Reproduce every line of the listing as written, apart from the pictures.
--- BEGIN ---
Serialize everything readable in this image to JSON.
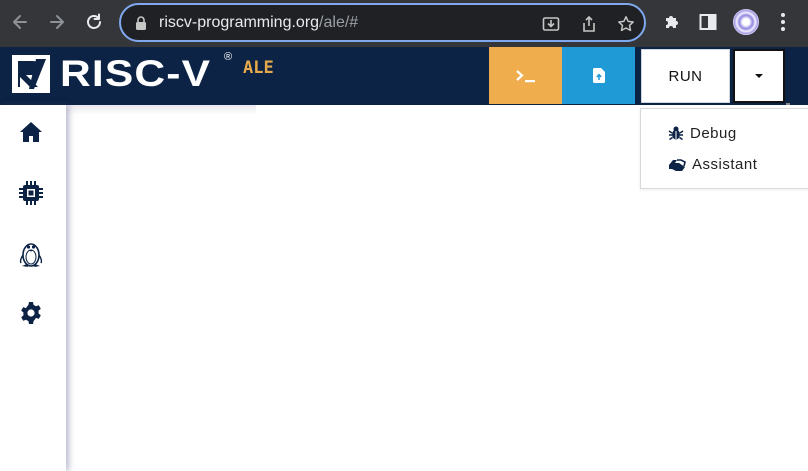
{
  "browser": {
    "url_host": "riscv-programming.org",
    "url_path": "/ale/#",
    "icons": [
      "back-icon",
      "forward-icon",
      "reload-icon",
      "lock-icon",
      "install-icon",
      "share-icon",
      "bookmark-star-icon",
      "extensions-icon",
      "side-panel-icon",
      "profile-avatar",
      "more-menu-icon"
    ]
  },
  "header": {
    "logo_text": "RISC-V",
    "logo_reg": "®",
    "logo_suffix": "ALE",
    "console_icon": "terminal-icon",
    "upload_icon": "file-upload-icon",
    "run_label": "RUN",
    "caret_icon": "caret-down-icon",
    "colors": {
      "header_bg": "#0c2345",
      "console_bg": "#f0ad4e",
      "upload_bg": "#1f9ad6",
      "ale_text": "#e8a94a"
    }
  },
  "sidebar": {
    "items": [
      {
        "name": "home",
        "icon": "home-icon"
      },
      {
        "name": "cpu",
        "icon": "cpu-chip-icon"
      },
      {
        "name": "linux",
        "icon": "linux-tux-icon"
      },
      {
        "name": "settings",
        "icon": "gear-icon"
      }
    ]
  },
  "dropdown": {
    "items": [
      {
        "label": "Debug",
        "icon": "bug-icon"
      },
      {
        "label": "Assistant",
        "icon": "handshake-icon"
      }
    ]
  }
}
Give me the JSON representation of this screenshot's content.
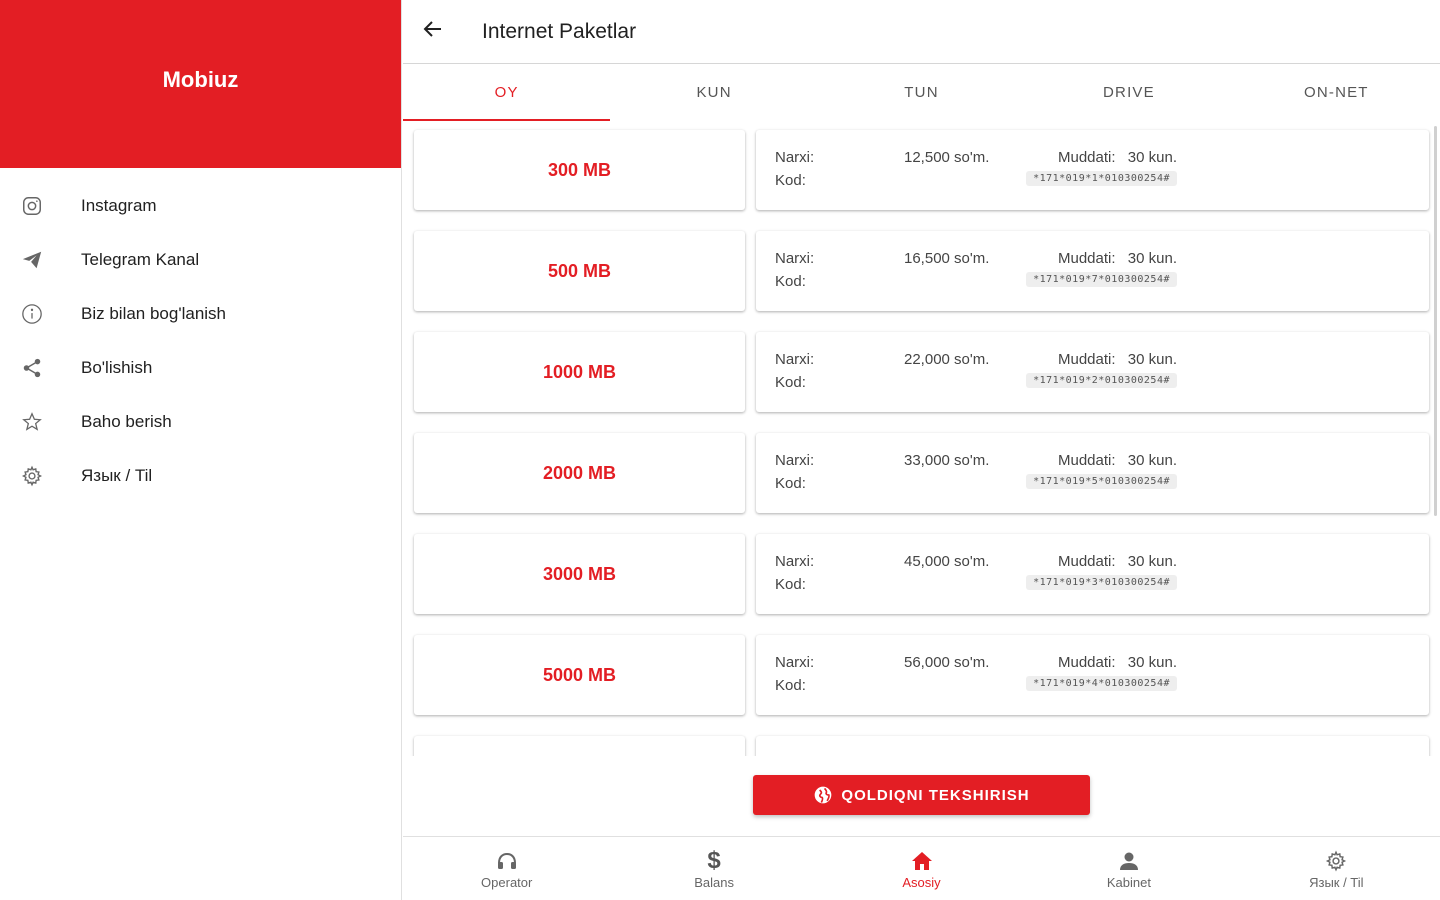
{
  "drawer": {
    "title": "Mobiuz",
    "header_color": "#e31e24",
    "items": [
      {
        "label": "Instagram",
        "icon": "instagram-icon"
      },
      {
        "label": "Telegram Kanal",
        "icon": "telegram-icon"
      },
      {
        "label": "Biz bilan bog'lanish",
        "icon": "info-icon"
      },
      {
        "label": "Bo'lishish",
        "icon": "share-icon"
      },
      {
        "label": "Baho berish",
        "icon": "star-icon"
      },
      {
        "label": "Язык / Til",
        "icon": "gear-icon"
      }
    ]
  },
  "appbar": {
    "title": "Internet Paketlar",
    "back_icon": "arrow-left-icon"
  },
  "tabs": [
    {
      "label": "OY",
      "active": true
    },
    {
      "label": "KUN",
      "active": false
    },
    {
      "label": "TUN",
      "active": false
    },
    {
      "label": "DRIVE",
      "active": false
    },
    {
      "label": "ON-NET",
      "active": false
    }
  ],
  "packages": [
    {
      "size": "300 MB",
      "narxi_label": "Narxi:",
      "price": "12,500 so'm.",
      "muddat_label": "Muddati:",
      "days": "30 kun.",
      "kod_label": "Kod:",
      "code": "*171*019*1*010300254#"
    },
    {
      "size": "500 MB",
      "narxi_label": "Narxi:",
      "price": "16,500 so'm.",
      "muddat_label": "Muddati:",
      "days": "30 kun.",
      "kod_label": "Kod:",
      "code": "*171*019*7*010300254#"
    },
    {
      "size": "1000 MB",
      "narxi_label": "Narxi:",
      "price": "22,000 so'm.",
      "muddat_label": "Muddati:",
      "days": "30 kun.",
      "kod_label": "Kod:",
      "code": "*171*019*2*010300254#"
    },
    {
      "size": "2000 MB",
      "narxi_label": "Narxi:",
      "price": "33,000 so'm.",
      "muddat_label": "Muddati:",
      "days": "30 kun.",
      "kod_label": "Kod:",
      "code": "*171*019*5*010300254#"
    },
    {
      "size": "3000 MB",
      "narxi_label": "Narxi:",
      "price": "45,000 so'm.",
      "muddat_label": "Muddati:",
      "days": "30 kun.",
      "kod_label": "Kod:",
      "code": "*171*019*3*010300254#"
    },
    {
      "size": "5000 MB",
      "narxi_label": "Narxi:",
      "price": "56,000 so'm.",
      "muddat_label": "Muddati:",
      "days": "30 kun.",
      "kod_label": "Kod:",
      "code": "*171*019*4*010300254#"
    }
  ],
  "check_button": {
    "label": "QOLDIQNI TEKSHIRISH",
    "icon": "globe-icon"
  },
  "bottom_nav": [
    {
      "label": "Operator",
      "icon": "headphones-icon",
      "active": false
    },
    {
      "label": "Balans",
      "icon": "dollar-icon",
      "active": false
    },
    {
      "label": "Asosiy",
      "icon": "home-icon",
      "active": true
    },
    {
      "label": "Kabinet",
      "icon": "person-icon",
      "active": false
    },
    {
      "label": "Язык / Til",
      "icon": "gear-icon",
      "active": false
    }
  ],
  "colors": {
    "accent": "#e31e24",
    "text": "#212121",
    "muted": "#666666"
  }
}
--- END ---
## CORRECT OUTPUT
Serialize everything readable in this image to JSON.
{
  "browser": {
    "url_host": "riscv-programming.org",
    "url_path": "/ale/#",
    "icons": [
      "back-icon",
      "forward-icon",
      "reload-icon",
      "lock-icon",
      "install-icon",
      "share-icon",
      "bookmark-star-icon",
      "extensions-icon",
      "side-panel-icon",
      "profile-avatar",
      "more-menu-icon"
    ]
  },
  "header": {
    "logo_text": "RISC-V",
    "logo_reg": "®",
    "logo_suffix": "ALE",
    "console_icon": "terminal-icon",
    "upload_icon": "file-upload-icon",
    "run_label": "RUN",
    "caret_icon": "caret-down-icon",
    "colors": {
      "header_bg": "#0c2345",
      "console_bg": "#f0ad4e",
      "upload_bg": "#1f9ad6",
      "ale_text": "#e8a94a"
    }
  },
  "sidebar": {
    "items": [
      {
        "name": "home",
        "icon": "home-icon"
      },
      {
        "name": "cpu",
        "icon": "cpu-chip-icon"
      },
      {
        "name": "linux",
        "icon": "linux-tux-icon"
      },
      {
        "name": "settings",
        "icon": "gear-icon"
      }
    ]
  },
  "dropdown": {
    "items": [
      {
        "label": "Debug",
        "icon": "bug-icon"
      },
      {
        "label": "Assistant",
        "icon": "handshake-icon"
      }
    ]
  }
}
Give me the JSON representation of this screenshot's content.
{
  "drawer": {
    "title": "Mobiuz",
    "header_color": "#e31e24",
    "items": [
      {
        "label": "Instagram",
        "icon": "instagram-icon"
      },
      {
        "label": "Telegram Kanal",
        "icon": "telegram-icon"
      },
      {
        "label": "Biz bilan bog'lanish",
        "icon": "info-icon"
      },
      {
        "label": "Bo'lishish",
        "icon": "share-icon"
      },
      {
        "label": "Baho berish",
        "icon": "star-icon"
      },
      {
        "label": "Язык / Til",
        "icon": "gear-icon"
      }
    ]
  },
  "appbar": {
    "title": "Internet Paketlar",
    "back_icon": "arrow-left-icon"
  },
  "tabs": [
    {
      "label": "OY",
      "active": true
    },
    {
      "label": "KUN",
      "active": false
    },
    {
      "label": "TUN",
      "active": false
    },
    {
      "label": "DRIVE",
      "active": false
    },
    {
      "label": "ON-NET",
      "active": false
    }
  ],
  "packages": [
    {
      "size": "300 MB",
      "narxi_label": "Narxi:",
      "price": "12,500 so'm.",
      "muddat_label": "Muddati:",
      "days": "30 kun.",
      "kod_label": "Kod:",
      "code": "*171*019*1*010300254#"
    },
    {
      "size": "500 MB",
      "narxi_label": "Narxi:",
      "price": "16,500 so'm.",
      "muddat_label": "Muddati:",
      "days": "30 kun.",
      "kod_label": "Kod:",
      "code": "*171*019*7*010300254#"
    },
    {
      "size": "1000 MB",
      "narxi_label": "Narxi:",
      "price": "22,000 so'm.",
      "muddat_label": "Muddati:",
      "days": "30 kun.",
      "kod_label": "Kod:",
      "code": "*171*019*2*010300254#"
    },
    {
      "size": "2000 MB",
      "narxi_label": "Narxi:",
      "price": "33,000 so'm.",
      "muddat_label": "Muddati:",
      "days": "30 kun.",
      "kod_label": "Kod:",
      "code": "*171*019*5*010300254#"
    },
    {
      "size": "3000 MB",
      "narxi_label": "Narxi:",
      "price": "45,000 so'm.",
      "muddat_label": "Muddati:",
      "days": "30 kun.",
      "kod_label": "Kod:",
      "code": "*171*019*3*010300254#"
    },
    {
      "size": "5000 MB",
      "narxi_label": "Narxi:",
      "price": "56,000 so'm.",
      "muddat_label": "Muddati:",
      "days": "30 kun.",
      "kod_label": "Kod:",
      "code": "*171*019*4*010300254#"
    }
  ],
  "check_button": {
    "label": "QOLDIQNI TEKSHIRISH",
    "icon": "globe-icon"
  },
  "bottom_nav": [
    {
      "label": "Operator",
      "icon": "headphones-icon",
      "active": false
    },
    {
      "label": "Balans",
      "icon": "dollar-icon",
      "active": false
    },
    {
      "label": "Asosiy",
      "icon": "home-icon",
      "active": true
    },
    {
      "label": "Kabinet",
      "icon": "person-icon",
      "active": false
    },
    {
      "label": "Язык / Til",
      "icon": "gear-icon",
      "active": false
    }
  ],
  "colors": {
    "accent": "#e31e24",
    "text": "#212121",
    "muted": "#666666"
  }
}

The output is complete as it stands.